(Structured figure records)
#####
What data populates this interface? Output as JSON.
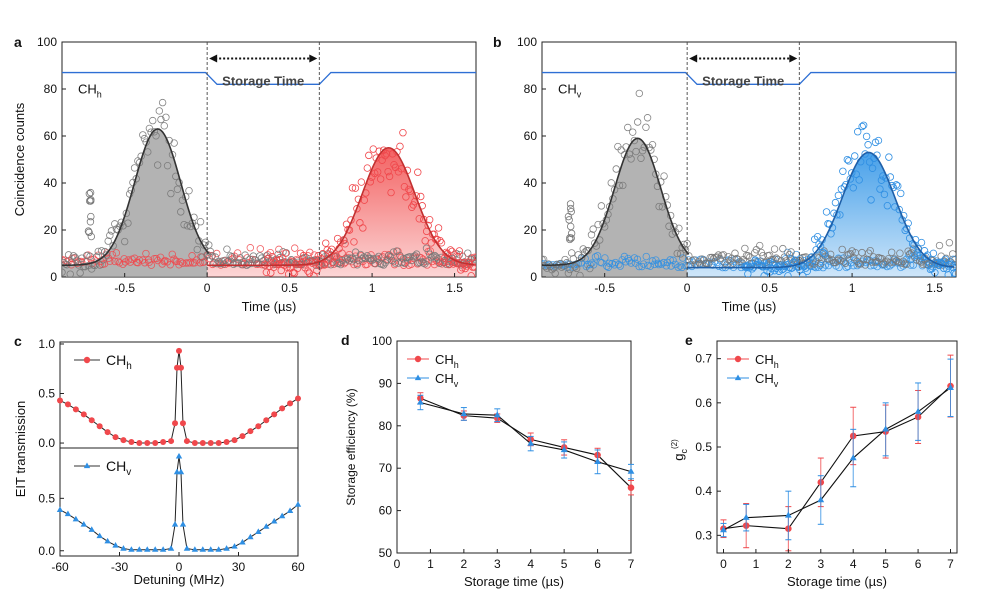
{
  "colors": {
    "gray": "#8c8c8c",
    "grayFill": "#9a9a9a",
    "red": "#f0484c",
    "blue": "#2f8fe3",
    "line": "#2e6fd4",
    "dark": "#333333"
  },
  "chart_data": [
    {
      "panel": "a",
      "type": "scatter",
      "subtype": "coincidence-histogram",
      "xlabel": "Time (µs)",
      "ylabel": "Coincidence counts",
      "xlim": [
        -0.88,
        1.63
      ],
      "ylim": [
        0,
        100
      ],
      "xticks": [
        "-0.5",
        "0",
        "0.5",
        "1",
        "1.5"
      ],
      "yticks": [
        "0",
        "20",
        "40",
        "60",
        "80",
        "100"
      ],
      "channel": "CH",
      "channel_sub": "h",
      "storage_label": "Storage Time",
      "storage_window": [
        0,
        0.68
      ],
      "gate_level": {
        "high": 87,
        "low": 82
      },
      "series": [
        {
          "name": "write (gray)",
          "peak_x": -0.3,
          "peak_y": 63,
          "sigma": 0.14,
          "baseline": 5
        },
        {
          "name": "retrieved (red)",
          "peak_x": 1.1,
          "peak_y": 55,
          "sigma": 0.16,
          "baseline": 5
        }
      ]
    },
    {
      "panel": "b",
      "type": "scatter",
      "subtype": "coincidence-histogram",
      "xlabel": "Time (µs)",
      "ylabel": "",
      "xlim": [
        -0.88,
        1.63
      ],
      "ylim": [
        0,
        100
      ],
      "xticks": [
        "-0.5",
        "0",
        "0.5",
        "1",
        "1.5"
      ],
      "yticks": [
        "0",
        "20",
        "40",
        "60",
        "80",
        "100"
      ],
      "channel": "CH",
      "channel_sub": "v",
      "storage_label": "Storage Time",
      "storage_window": [
        0,
        0.68
      ],
      "gate_level": {
        "high": 87,
        "low": 82
      },
      "series": [
        {
          "name": "write (gray)",
          "peak_x": -0.3,
          "peak_y": 59,
          "sigma": 0.14,
          "baseline": 5
        },
        {
          "name": "retrieved (blue)",
          "peak_x": 1.1,
          "peak_y": 53,
          "sigma": 0.16,
          "baseline": 4
        }
      ]
    },
    {
      "panel": "c",
      "type": "line",
      "subtype": "EIT-transmission",
      "xlabel": "Detuning (MHz)",
      "ylabel": "EIT transmission",
      "xlim": [
        -60,
        60
      ],
      "xticks": [
        "-60",
        "-30",
        "0",
        "30",
        "60"
      ],
      "top": {
        "name": "CH",
        "sub": "h",
        "ylim": [
          -0.05,
          1.02
        ],
        "yticks": [
          "0.0",
          "0.5",
          "1.0"
        ],
        "tick_values": [
          0,
          0.5,
          1
        ],
        "x": [
          -60,
          -56,
          -52,
          -48,
          -44,
          -40,
          -36,
          -32,
          -28,
          -24,
          -20,
          -16,
          -12,
          -8,
          -4,
          -2,
          -1,
          0,
          1,
          2,
          4,
          8,
          12,
          16,
          20,
          24,
          28,
          32,
          36,
          40,
          44,
          48,
          52,
          56,
          60
        ],
        "y": [
          0.43,
          0.39,
          0.34,
          0.29,
          0.23,
          0.17,
          0.11,
          0.06,
          0.03,
          0.01,
          0.0,
          0.0,
          0.0,
          0.01,
          0.02,
          0.2,
          0.76,
          0.93,
          0.76,
          0.2,
          0.02,
          0.0,
          0.0,
          0.0,
          0.0,
          0.01,
          0.03,
          0.07,
          0.12,
          0.17,
          0.23,
          0.29,
          0.35,
          0.4,
          0.45
        ]
      },
      "bottom": {
        "name": "CH",
        "sub": "v",
        "ylim": [
          -0.05,
          0.98
        ],
        "yticks": [
          "0.0",
          "0.5"
        ],
        "tick_values": [
          0,
          0.5
        ],
        "x": [
          -60,
          -56,
          -52,
          -48,
          -44,
          -40,
          -36,
          -32,
          -28,
          -24,
          -20,
          -16,
          -12,
          -8,
          -4,
          -2,
          -1,
          0,
          1,
          2,
          4,
          8,
          12,
          16,
          20,
          24,
          28,
          32,
          36,
          40,
          44,
          48,
          52,
          56,
          60
        ],
        "y": [
          0.39,
          0.35,
          0.3,
          0.25,
          0.2,
          0.14,
          0.09,
          0.05,
          0.02,
          0.01,
          0.01,
          0.01,
          0.01,
          0.01,
          0.02,
          0.25,
          0.75,
          0.9,
          0.75,
          0.25,
          0.02,
          0.01,
          0.01,
          0.01,
          0.01,
          0.02,
          0.04,
          0.08,
          0.13,
          0.18,
          0.23,
          0.28,
          0.33,
          0.38,
          0.44
        ]
      }
    },
    {
      "panel": "d",
      "type": "line",
      "xlabel": "Storage time (µs)",
      "ylabel": "Storage efficiency (%)",
      "xlim": [
        0,
        7
      ],
      "ylim": [
        50,
        100
      ],
      "xticks": [
        "0",
        "1",
        "2",
        "3",
        "4",
        "5",
        "6",
        "7"
      ],
      "yticks": [
        "50",
        "60",
        "70",
        "80",
        "90",
        "100"
      ],
      "series": [
        {
          "name": "CH",
          "sub": "h",
          "color": "red",
          "x": [
            0.7,
            2,
            3,
            4,
            5,
            6,
            7
          ],
          "y": [
            86.5,
            82.4,
            81.8,
            76.8,
            74.9,
            73.1,
            65.4
          ],
          "err": [
            1.3,
            1.1,
            1.0,
            1.5,
            1.8,
            1.6,
            1.7
          ]
        },
        {
          "name": "CH",
          "sub": "v",
          "color": "blue",
          "x": [
            0.7,
            2,
            3,
            4,
            5,
            6,
            7
          ],
          "y": [
            85.5,
            82.8,
            82.5,
            75.8,
            74.3,
            71.5,
            69.2
          ],
          "err": [
            1.7,
            1.5,
            1.5,
            1.7,
            1.9,
            2.8,
            1.7
          ]
        }
      ]
    },
    {
      "panel": "e",
      "type": "line",
      "xlabel": "Storage time (µs)",
      "ylabel": "g",
      "ylabel_sub": "c",
      "ylabel_sup": "(2)",
      "xlim": [
        -0.2,
        7.2
      ],
      "ylim": [
        0.26,
        0.74
      ],
      "xticks": [
        "0",
        "1",
        "2",
        "3",
        "4",
        "5",
        "6",
        "7"
      ],
      "yticks": [
        "0.3",
        "0.4",
        "0.5",
        "0.6",
        "0.7"
      ],
      "series": [
        {
          "name": "CH",
          "sub": "h",
          "color": "red",
          "x": [
            0,
            0.7,
            2,
            3,
            4,
            5,
            6,
            7
          ],
          "y": [
            0.315,
            0.322,
            0.315,
            0.42,
            0.525,
            0.535,
            0.568,
            0.638
          ],
          "err": [
            0.02,
            0.05,
            0.05,
            0.055,
            0.065,
            0.06,
            0.06,
            0.07
          ]
        },
        {
          "name": "CH",
          "sub": "v",
          "color": "blue",
          "x": [
            0,
            0.7,
            2,
            3,
            4,
            5,
            6,
            7
          ],
          "y": [
            0.312,
            0.34,
            0.345,
            0.38,
            0.475,
            0.54,
            0.58,
            0.634
          ],
          "err": [
            0.015,
            0.03,
            0.055,
            0.055,
            0.065,
            0.06,
            0.065,
            0.065
          ]
        }
      ]
    }
  ]
}
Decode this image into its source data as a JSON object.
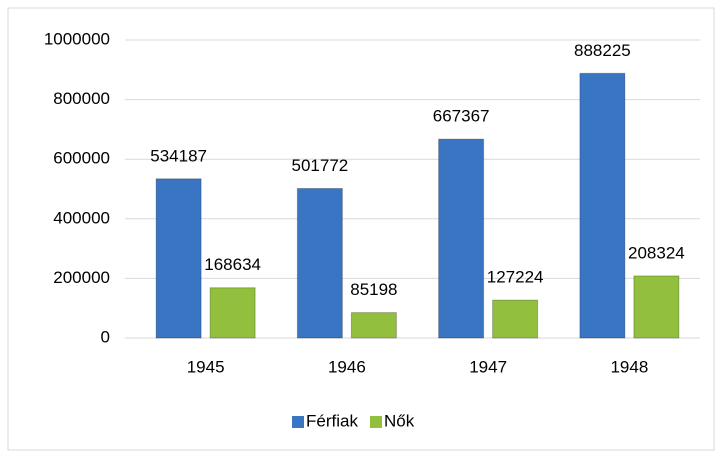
{
  "chart_data": {
    "type": "bar",
    "categories": [
      "1945",
      "1946",
      "1947",
      "1948"
    ],
    "series": [
      {
        "name": "Férfiak",
        "color": "#3a75c4",
        "values": [
          534187,
          501772,
          667367,
          888225
        ]
      },
      {
        "name": "Nők",
        "color": "#92c03e",
        "values": [
          168634,
          85198,
          127224,
          208324
        ]
      }
    ],
    "ylim": [
      0,
      1000000
    ],
    "yticks": [
      0,
      200000,
      400000,
      600000,
      800000,
      1000000
    ],
    "grid": true,
    "legend": "bottom"
  }
}
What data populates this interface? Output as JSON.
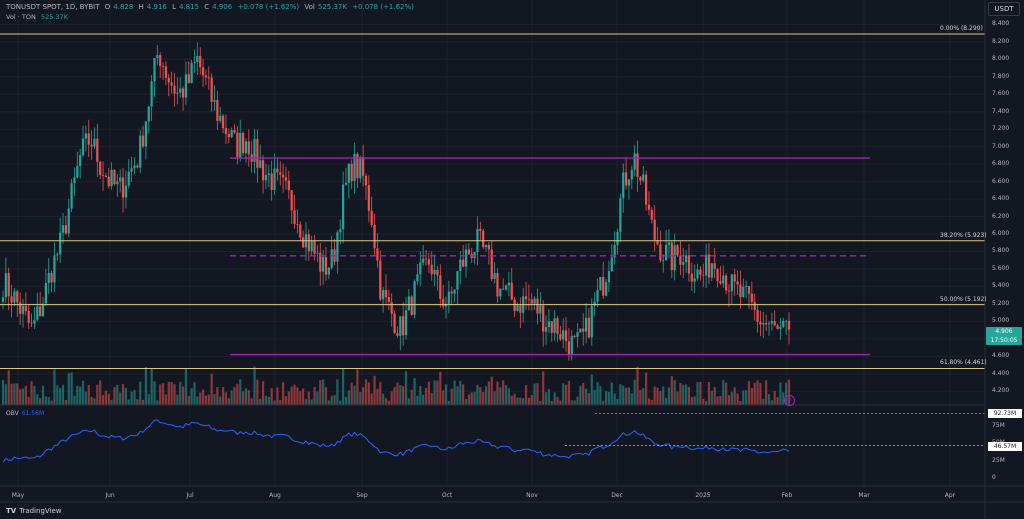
{
  "header": {
    "symbol": "TONUSDT SPOT, 1D, BYBIT",
    "o_label": "O",
    "o_value": "4.828",
    "h_label": "H",
    "h_value": "4.916",
    "l_label": "L",
    "l_value": "4.815",
    "c_label": "C",
    "c_value": "4.906",
    "change": "+0.078 (+1.62%)",
    "vol_label": "Vol",
    "vol_value": "525.37K",
    "vol_change": "+0.078 (+1.62%)",
    "vol_indicator": "Vol · TON",
    "vol_indicator_value": "525.37K"
  },
  "currency_button": "USDT",
  "price_axis": {
    "labels": [
      "8.400",
      "8.200",
      "8.000",
      "7.800",
      "7.600",
      "7.400",
      "7.200",
      "7.000",
      "6.800",
      "6.600",
      "6.400",
      "6.200",
      "6.000",
      "5.800",
      "5.600",
      "5.400",
      "5.200",
      "5.000",
      "4.800",
      "4.600",
      "4.400",
      "4.200"
    ]
  },
  "current_price": {
    "value": "4.906",
    "countdown": "17:50:05"
  },
  "fib_levels": [
    {
      "label": "0.00% (8.290)",
      "ratio": "0.00%",
      "price": 8.29
    },
    {
      "label": "38.20% (5.923)",
      "ratio": "38.20%",
      "price": 5.923
    },
    {
      "label": "50.00% (5.192)",
      "ratio": "50.00%",
      "price": 5.192
    },
    {
      "label": "61.80% (4.461)",
      "ratio": "61.80%",
      "price": 4.461
    }
  ],
  "range_lines": [
    {
      "name": "range-high",
      "price": 6.87
    },
    {
      "name": "range-mid",
      "price": 5.75
    },
    {
      "name": "range-low",
      "price": 4.62
    }
  ],
  "time_axis": [
    "May",
    "Jun",
    "Jul",
    "Aug",
    "Sep",
    "Oct",
    "Nov",
    "Dec",
    "2025",
    "Feb",
    "Mar",
    "Apr"
  ],
  "obv": {
    "label": "OBV",
    "value": "61.56M",
    "axis_labels": [
      "75M",
      "50M",
      "25M",
      "0"
    ],
    "tag_high": "92.73M",
    "tag_low": "46.57M"
  },
  "footer": {
    "brand": "TradingView",
    "logo": "tradingview-logo"
  },
  "colors": {
    "background": "#131722",
    "up": "#26a69a",
    "down": "#ef5350",
    "fib": "#d8c98a",
    "range": "#9c27b0",
    "obv": "#2962ff"
  },
  "chart_data": {
    "type": "candlestick",
    "note_series": "Daily TON/USDT candles, approx. May 2024 – end Jan 2025",
    "closes": [
      5.45,
      5.3,
      5.1,
      4.9,
      5.2,
      5.6,
      5.9,
      6.4,
      6.9,
      7.1,
      6.8,
      6.6,
      6.5,
      6.7,
      6.9,
      7.5,
      8.1,
      7.8,
      7.6,
      7.7,
      8.0,
      7.7,
      7.4,
      7.2,
      7.0,
      7.1,
      6.9,
      6.7,
      6.6,
      6.5,
      6.3,
      6.0,
      5.8,
      5.6,
      5.7,
      6.4,
      6.8,
      6.7,
      6.2,
      5.3,
      5.1,
      4.9,
      5.2,
      5.5,
      5.7,
      5.3,
      5.2,
      5.6,
      5.8,
      5.9,
      5.7,
      5.4,
      5.3,
      5.2,
      5.25,
      5.15,
      5.0,
      4.95,
      4.8,
      4.7,
      4.85,
      5.2,
      5.5,
      6.0,
      6.6,
      6.9,
      6.5,
      6.0,
      5.8,
      5.7,
      5.8,
      5.6,
      5.5,
      5.7,
      5.6,
      5.4,
      5.3,
      5.2,
      5.0,
      4.95,
      4.85,
      4.9
    ],
    "ylim": [
      4.1,
      8.45
    ],
    "obv_ylim": [
      0,
      95
    ]
  }
}
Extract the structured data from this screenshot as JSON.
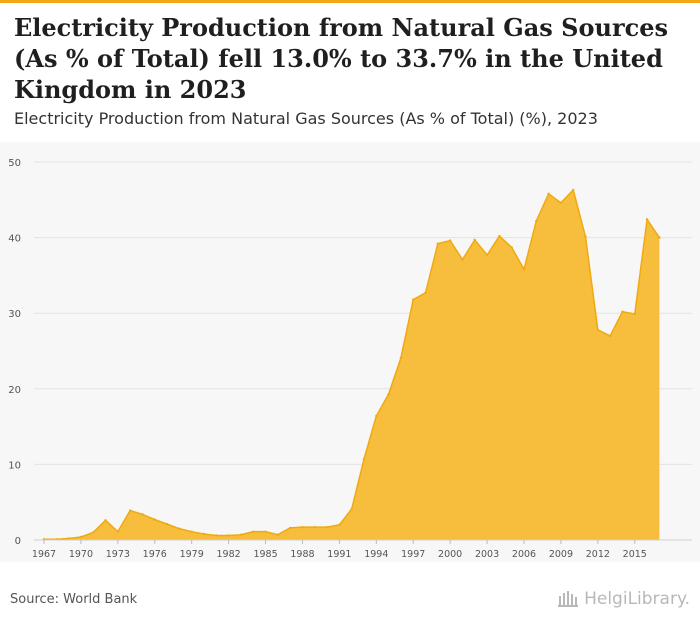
{
  "header": {
    "title": "Electricity Production from Natural Gas Sources (As % of Total) fell 13.0% to 33.7% in the United Kingdom in 2023",
    "subtitle": "Electricity Production from Natural Gas Sources (As % of Total) (%), 2023"
  },
  "footer": {
    "source": "Source: World Bank",
    "logo_text": "HelgiLibrary."
  },
  "colors": {
    "accent": "#f3a712",
    "area_fill": "#f7bd3d",
    "area_stroke": "#f0aa10",
    "plot_background": "#f7f7f7",
    "grid": "#e3e3e3"
  },
  "chart_data": {
    "type": "area",
    "title": "",
    "xlabel": "",
    "ylabel": "",
    "ylim": [
      0,
      50
    ],
    "yticks": [
      0,
      10,
      20,
      30,
      40,
      50
    ],
    "xlim": [
      1967,
      2019
    ],
    "xticks": [
      1967,
      1970,
      1973,
      1976,
      1979,
      1982,
      1985,
      1988,
      1991,
      1994,
      1997,
      2000,
      2003,
      2006,
      2009,
      2012,
      2015
    ],
    "grid": true,
    "legend": "none",
    "x": [
      1967,
      1968,
      1969,
      1970,
      1971,
      1972,
      1973,
      1974,
      1975,
      1976,
      1977,
      1978,
      1979,
      1980,
      1981,
      1982,
      1983,
      1984,
      1985,
      1986,
      1987,
      1988,
      1989,
      1990,
      1991,
      1992,
      1993,
      1994,
      1995,
      1996,
      1997,
      1998,
      1999,
      2000,
      2001,
      2002,
      2003,
      2004,
      2005,
      2006,
      2007,
      2008,
      2009,
      2010,
      2011,
      2012,
      2013,
      2014,
      2015,
      2016,
      2017
    ],
    "series": [
      {
        "values": [
          0.1,
          0.1,
          0.2,
          0.4,
          1.0,
          2.6,
          1.1,
          3.9,
          3.4,
          2.7,
          2.1,
          1.5,
          1.1,
          0.8,
          0.6,
          0.6,
          0.7,
          1.1,
          1.1,
          0.7,
          1.6,
          1.7,
          1.7,
          1.7,
          2.0,
          4.1,
          10.7,
          16.4,
          19.3,
          24.1,
          31.8,
          32.7,
          39.2,
          39.6,
          37.1,
          39.7,
          37.7,
          40.2,
          38.7,
          35.8,
          42.2,
          45.8,
          44.6,
          46.3,
          40.1,
          27.8,
          27.0,
          30.2,
          29.9,
          42.4,
          40.0
        ]
      }
    ]
  }
}
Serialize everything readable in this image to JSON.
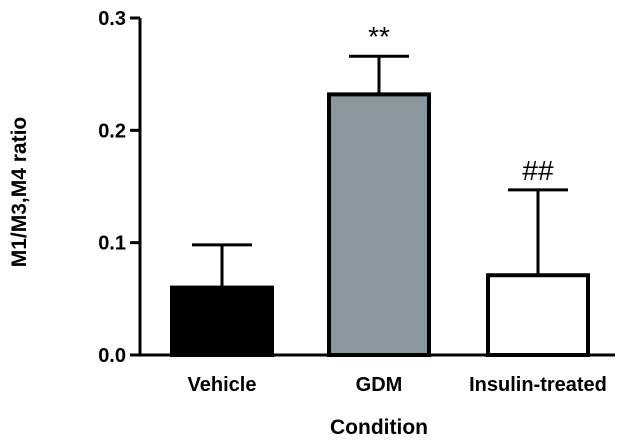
{
  "chart_data": {
    "type": "bar",
    "title": "",
    "xlabel": "Condition",
    "ylabel": "M1/M3,M4 ratio",
    "ylim": [
      0,
      0.3
    ],
    "yticks": [
      "0.0",
      "0.1",
      "0.2",
      "0.3"
    ],
    "categories": [
      "Vehicle",
      "GDM",
      "Insulin-treated"
    ],
    "values": [
      0.06,
      0.232,
      0.071
    ],
    "errors": [
      0.038,
      0.034,
      0.076
    ],
    "annotations": [
      "",
      "**",
      "##"
    ],
    "colors": [
      "#000000",
      "#8a989e",
      "#ffffff"
    ],
    "grid": false,
    "legend": "none"
  }
}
#####
## EXERCISE DIRECTIONS
How many lines in the records above contain the word "grid"? Reply with the number and nothing more.

## FULL SOLUTION
4